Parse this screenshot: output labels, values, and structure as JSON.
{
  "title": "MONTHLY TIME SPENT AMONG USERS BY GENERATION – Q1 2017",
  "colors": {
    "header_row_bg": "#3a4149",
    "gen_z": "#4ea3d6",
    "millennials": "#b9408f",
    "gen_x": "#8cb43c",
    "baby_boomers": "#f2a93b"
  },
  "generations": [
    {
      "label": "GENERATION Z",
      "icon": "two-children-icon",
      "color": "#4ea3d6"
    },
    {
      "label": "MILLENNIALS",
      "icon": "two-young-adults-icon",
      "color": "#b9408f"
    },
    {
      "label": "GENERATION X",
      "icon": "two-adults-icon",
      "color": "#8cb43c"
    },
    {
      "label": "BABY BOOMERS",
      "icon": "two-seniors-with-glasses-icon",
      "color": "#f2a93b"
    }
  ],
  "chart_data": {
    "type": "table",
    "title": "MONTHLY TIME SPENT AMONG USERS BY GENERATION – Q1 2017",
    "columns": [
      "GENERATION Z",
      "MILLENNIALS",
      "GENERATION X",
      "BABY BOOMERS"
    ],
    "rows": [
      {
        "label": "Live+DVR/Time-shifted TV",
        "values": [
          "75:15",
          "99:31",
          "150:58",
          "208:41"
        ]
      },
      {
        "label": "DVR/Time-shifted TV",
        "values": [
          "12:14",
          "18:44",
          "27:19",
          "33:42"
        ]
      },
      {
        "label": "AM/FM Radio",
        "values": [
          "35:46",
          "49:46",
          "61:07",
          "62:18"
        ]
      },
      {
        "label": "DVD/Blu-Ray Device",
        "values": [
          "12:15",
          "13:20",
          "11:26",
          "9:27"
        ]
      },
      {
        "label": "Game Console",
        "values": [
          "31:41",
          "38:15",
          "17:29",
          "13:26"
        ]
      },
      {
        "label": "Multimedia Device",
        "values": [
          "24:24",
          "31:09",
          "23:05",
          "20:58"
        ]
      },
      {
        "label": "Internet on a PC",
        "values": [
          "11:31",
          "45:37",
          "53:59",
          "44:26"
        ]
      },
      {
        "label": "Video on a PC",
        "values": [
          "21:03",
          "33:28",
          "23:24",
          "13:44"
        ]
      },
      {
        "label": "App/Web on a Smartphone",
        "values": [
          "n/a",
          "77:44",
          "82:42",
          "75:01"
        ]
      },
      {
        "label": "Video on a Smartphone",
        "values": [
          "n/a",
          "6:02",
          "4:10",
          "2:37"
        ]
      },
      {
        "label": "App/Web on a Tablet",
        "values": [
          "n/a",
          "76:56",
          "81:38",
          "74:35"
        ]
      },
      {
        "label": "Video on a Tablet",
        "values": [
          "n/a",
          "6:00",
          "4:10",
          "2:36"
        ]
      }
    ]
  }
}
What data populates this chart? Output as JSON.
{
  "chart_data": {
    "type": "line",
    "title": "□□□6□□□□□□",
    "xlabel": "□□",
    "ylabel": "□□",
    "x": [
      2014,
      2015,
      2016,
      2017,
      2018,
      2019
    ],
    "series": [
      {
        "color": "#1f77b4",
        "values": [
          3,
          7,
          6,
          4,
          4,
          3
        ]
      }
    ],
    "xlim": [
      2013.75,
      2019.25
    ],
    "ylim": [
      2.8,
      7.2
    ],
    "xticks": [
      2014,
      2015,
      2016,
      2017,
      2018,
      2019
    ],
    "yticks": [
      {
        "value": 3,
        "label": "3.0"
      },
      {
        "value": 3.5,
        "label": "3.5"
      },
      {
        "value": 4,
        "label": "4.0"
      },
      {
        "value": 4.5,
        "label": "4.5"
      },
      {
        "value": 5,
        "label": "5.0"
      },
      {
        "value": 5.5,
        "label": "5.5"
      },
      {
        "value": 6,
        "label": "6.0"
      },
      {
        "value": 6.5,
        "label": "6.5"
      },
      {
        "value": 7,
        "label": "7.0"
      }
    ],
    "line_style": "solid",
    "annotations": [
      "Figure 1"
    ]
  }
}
+ + + + + + +
Report how many lines above hold the string "icon", giving nothing but the number.

4